▸ YOUR TASK:
Gather from the material every line that contains the string "name".
— start of INPUT MATERIAL —
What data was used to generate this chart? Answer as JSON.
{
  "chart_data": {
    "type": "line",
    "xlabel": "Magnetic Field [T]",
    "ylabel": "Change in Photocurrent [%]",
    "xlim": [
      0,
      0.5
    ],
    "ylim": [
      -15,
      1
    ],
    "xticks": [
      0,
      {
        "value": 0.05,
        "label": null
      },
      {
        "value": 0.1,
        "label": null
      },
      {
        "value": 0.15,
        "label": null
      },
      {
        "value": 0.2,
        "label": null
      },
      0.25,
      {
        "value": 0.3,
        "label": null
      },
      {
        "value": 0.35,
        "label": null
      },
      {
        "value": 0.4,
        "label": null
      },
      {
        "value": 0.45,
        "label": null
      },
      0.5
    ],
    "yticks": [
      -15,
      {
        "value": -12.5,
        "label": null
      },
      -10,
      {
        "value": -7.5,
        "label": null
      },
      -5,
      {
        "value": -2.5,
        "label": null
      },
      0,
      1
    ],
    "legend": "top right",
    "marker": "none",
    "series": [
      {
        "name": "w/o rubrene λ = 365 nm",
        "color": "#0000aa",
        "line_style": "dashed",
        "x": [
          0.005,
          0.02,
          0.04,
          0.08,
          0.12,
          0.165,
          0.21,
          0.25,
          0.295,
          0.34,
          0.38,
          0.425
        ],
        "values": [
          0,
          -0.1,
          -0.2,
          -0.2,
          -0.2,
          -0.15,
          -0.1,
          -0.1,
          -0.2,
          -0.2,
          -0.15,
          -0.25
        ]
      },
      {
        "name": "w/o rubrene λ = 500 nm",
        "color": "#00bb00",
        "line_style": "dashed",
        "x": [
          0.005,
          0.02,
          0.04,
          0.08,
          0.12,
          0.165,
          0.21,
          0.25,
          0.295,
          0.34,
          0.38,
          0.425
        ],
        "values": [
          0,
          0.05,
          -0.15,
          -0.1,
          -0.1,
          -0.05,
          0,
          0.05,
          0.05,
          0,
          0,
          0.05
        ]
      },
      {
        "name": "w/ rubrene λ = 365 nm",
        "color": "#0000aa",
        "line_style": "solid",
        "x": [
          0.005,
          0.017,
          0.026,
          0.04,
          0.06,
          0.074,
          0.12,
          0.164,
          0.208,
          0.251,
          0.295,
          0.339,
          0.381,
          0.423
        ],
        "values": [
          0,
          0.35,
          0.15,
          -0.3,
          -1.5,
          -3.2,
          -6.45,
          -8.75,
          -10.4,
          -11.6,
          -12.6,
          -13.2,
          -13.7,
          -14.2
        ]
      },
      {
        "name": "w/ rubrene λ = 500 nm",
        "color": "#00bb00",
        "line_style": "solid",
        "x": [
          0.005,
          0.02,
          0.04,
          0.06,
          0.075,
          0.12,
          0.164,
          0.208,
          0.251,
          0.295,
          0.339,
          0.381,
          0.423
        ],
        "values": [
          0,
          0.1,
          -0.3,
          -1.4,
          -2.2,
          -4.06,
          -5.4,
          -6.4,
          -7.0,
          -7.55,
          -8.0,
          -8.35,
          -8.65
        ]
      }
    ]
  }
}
— end of INPUT MATERIAL —
▸ EXERCISE OUTPUT:
        "name": "w/o rubrene λ = 365 nm",
        "name": "w/o rubrene λ = 500 nm",
        "name": "w/ rubrene λ = 365 nm",
        "name": "w/ rubrene λ = 500 nm",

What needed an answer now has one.